::: Provided records

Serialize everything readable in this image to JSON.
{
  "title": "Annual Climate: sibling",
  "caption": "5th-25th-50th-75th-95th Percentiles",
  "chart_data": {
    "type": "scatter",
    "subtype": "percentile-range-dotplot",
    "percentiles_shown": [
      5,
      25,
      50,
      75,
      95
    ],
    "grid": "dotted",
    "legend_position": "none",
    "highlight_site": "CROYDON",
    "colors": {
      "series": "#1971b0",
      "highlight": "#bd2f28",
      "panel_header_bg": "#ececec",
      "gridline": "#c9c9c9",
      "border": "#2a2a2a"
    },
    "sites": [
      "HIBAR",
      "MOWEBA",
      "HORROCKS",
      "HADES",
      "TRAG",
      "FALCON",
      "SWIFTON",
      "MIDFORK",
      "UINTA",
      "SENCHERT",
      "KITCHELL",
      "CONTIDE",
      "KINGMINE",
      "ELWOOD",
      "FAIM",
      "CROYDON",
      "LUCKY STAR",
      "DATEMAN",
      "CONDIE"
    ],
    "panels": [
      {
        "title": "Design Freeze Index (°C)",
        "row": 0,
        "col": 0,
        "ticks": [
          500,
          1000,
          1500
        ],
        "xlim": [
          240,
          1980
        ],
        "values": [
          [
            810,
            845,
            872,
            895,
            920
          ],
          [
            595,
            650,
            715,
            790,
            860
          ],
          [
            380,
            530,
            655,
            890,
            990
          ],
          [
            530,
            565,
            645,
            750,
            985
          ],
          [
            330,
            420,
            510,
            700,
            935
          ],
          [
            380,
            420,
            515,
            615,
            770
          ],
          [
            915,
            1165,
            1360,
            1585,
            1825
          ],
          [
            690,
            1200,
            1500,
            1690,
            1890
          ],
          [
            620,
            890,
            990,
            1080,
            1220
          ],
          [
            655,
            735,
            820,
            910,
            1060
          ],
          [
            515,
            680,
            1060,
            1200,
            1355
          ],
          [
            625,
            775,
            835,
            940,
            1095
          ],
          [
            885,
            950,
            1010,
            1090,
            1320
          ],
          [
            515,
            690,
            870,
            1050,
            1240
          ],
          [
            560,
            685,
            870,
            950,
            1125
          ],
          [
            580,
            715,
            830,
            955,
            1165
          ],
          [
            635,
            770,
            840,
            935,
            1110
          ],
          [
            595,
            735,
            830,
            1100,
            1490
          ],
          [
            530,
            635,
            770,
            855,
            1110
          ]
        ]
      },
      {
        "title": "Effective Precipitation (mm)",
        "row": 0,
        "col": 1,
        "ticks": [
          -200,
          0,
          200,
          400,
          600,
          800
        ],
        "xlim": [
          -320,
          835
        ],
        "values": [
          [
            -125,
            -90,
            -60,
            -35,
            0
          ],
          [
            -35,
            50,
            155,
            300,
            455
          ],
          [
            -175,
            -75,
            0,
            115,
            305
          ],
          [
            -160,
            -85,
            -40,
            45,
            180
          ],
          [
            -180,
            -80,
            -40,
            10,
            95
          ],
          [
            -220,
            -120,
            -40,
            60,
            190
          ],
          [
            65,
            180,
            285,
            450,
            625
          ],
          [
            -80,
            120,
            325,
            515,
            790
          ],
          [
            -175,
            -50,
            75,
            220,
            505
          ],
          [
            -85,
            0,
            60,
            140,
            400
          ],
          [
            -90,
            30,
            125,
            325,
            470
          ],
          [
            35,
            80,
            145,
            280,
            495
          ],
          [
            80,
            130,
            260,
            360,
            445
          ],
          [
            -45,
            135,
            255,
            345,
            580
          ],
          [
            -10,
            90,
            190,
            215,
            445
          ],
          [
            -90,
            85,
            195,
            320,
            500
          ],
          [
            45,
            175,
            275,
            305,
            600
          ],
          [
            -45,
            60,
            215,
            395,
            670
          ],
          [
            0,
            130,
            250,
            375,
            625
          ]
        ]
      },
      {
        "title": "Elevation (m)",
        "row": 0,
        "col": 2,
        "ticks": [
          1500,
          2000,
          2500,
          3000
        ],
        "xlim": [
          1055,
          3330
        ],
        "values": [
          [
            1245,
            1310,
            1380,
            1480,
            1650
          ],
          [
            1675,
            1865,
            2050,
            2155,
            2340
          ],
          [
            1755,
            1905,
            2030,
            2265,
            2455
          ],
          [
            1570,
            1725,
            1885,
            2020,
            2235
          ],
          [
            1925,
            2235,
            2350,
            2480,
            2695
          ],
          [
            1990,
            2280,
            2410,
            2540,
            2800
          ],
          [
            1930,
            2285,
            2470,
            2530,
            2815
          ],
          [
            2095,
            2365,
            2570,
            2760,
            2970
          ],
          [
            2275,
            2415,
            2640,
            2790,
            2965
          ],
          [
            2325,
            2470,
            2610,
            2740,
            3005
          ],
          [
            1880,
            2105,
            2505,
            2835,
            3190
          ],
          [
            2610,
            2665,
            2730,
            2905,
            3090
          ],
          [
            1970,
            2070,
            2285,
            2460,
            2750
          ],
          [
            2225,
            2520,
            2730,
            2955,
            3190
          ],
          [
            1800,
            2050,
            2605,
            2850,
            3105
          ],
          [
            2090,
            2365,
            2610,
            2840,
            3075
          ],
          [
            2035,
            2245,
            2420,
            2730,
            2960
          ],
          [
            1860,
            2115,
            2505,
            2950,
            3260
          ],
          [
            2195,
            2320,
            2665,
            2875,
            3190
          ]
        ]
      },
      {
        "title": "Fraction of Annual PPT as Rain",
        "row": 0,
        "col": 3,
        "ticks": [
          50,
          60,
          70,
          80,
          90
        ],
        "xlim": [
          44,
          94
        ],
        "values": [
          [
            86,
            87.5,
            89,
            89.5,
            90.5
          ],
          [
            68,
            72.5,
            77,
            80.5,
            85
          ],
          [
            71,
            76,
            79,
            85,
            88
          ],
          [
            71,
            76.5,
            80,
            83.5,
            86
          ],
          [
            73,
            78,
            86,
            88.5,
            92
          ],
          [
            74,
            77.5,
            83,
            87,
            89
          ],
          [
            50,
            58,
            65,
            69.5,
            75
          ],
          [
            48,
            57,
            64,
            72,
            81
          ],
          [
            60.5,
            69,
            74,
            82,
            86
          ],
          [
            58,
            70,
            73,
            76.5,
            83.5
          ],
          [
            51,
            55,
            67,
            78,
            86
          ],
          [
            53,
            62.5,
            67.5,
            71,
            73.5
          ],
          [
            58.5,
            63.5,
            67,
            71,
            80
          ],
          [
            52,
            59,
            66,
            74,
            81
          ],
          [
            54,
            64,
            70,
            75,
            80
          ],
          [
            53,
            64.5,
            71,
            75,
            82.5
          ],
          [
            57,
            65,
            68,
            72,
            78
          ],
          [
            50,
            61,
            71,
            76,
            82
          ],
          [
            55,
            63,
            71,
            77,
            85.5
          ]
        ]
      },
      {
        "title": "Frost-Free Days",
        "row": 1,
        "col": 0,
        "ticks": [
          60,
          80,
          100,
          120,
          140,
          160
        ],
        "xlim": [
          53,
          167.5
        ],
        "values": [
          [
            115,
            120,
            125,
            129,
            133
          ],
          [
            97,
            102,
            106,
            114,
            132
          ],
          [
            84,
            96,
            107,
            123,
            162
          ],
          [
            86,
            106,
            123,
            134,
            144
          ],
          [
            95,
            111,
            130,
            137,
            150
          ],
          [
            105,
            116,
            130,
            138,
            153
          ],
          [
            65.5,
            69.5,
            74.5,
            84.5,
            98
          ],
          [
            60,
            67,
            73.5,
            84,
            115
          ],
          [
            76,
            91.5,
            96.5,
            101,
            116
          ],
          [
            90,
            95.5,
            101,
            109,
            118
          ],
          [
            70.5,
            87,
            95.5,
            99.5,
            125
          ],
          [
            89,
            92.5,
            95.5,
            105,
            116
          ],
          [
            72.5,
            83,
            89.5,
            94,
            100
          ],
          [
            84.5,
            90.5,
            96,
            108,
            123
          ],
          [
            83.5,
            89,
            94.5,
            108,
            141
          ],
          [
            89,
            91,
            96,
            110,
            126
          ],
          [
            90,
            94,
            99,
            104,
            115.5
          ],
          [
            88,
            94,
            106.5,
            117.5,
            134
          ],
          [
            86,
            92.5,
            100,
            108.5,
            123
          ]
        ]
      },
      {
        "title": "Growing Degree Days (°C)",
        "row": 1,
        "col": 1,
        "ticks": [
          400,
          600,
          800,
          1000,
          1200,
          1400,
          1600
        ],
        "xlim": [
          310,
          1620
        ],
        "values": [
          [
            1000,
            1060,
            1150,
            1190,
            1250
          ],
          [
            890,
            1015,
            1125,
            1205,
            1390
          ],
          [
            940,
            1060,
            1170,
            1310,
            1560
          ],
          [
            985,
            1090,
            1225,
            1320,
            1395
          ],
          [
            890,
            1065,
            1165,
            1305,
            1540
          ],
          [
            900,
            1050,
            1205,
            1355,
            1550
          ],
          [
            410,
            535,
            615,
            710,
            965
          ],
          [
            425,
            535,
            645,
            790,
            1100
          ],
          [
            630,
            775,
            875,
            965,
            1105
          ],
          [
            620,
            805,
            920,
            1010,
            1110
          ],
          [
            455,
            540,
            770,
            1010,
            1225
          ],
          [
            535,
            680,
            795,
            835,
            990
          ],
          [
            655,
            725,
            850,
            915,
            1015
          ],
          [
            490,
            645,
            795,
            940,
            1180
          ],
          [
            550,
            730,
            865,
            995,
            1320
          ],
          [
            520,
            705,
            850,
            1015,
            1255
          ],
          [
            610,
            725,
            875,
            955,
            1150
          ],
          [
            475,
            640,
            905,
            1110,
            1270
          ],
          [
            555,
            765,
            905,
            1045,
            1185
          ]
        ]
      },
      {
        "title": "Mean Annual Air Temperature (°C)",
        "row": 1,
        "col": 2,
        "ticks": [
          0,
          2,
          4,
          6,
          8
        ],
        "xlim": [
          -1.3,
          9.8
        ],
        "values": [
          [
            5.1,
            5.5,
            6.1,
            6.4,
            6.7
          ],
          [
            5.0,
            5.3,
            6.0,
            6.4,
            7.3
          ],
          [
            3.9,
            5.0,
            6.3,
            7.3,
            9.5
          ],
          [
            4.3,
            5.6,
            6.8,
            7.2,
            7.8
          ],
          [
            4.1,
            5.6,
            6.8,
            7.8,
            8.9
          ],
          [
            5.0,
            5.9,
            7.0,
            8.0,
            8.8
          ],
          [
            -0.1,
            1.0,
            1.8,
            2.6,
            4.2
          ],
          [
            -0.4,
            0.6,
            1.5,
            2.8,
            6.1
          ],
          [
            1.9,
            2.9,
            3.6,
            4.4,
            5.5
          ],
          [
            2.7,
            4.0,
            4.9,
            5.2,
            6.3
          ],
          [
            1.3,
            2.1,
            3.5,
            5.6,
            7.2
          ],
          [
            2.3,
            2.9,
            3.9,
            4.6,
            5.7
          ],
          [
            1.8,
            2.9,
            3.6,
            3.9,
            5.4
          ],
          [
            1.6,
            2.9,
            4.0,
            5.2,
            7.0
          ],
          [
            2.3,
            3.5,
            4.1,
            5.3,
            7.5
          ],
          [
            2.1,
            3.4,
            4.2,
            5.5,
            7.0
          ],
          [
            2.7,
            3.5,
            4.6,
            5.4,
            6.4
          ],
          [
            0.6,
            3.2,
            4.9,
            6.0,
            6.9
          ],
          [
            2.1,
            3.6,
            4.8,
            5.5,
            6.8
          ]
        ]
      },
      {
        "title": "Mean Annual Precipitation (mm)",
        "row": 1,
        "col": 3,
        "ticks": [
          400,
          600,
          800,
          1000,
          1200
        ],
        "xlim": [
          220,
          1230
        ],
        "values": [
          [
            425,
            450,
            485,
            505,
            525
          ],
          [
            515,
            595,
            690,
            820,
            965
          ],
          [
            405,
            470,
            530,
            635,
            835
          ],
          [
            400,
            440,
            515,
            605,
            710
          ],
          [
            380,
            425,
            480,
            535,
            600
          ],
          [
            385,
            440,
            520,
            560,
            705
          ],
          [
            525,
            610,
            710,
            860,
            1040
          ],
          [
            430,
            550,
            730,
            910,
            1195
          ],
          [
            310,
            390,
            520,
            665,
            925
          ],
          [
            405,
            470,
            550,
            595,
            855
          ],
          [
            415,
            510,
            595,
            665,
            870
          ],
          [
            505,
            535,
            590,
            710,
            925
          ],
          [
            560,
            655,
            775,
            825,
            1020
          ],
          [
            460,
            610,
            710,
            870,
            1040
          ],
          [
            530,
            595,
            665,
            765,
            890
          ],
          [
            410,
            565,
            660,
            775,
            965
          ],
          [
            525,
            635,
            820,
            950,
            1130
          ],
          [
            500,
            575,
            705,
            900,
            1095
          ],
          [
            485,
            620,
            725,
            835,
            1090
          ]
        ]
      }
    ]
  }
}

::::::

■ **Problem description**: Read the entries and pick out all lines that include the word "Days".

■ **Worked solution**:
        "title": "Frost-Free Days",
        "title": "Growing Degree Days (°C)",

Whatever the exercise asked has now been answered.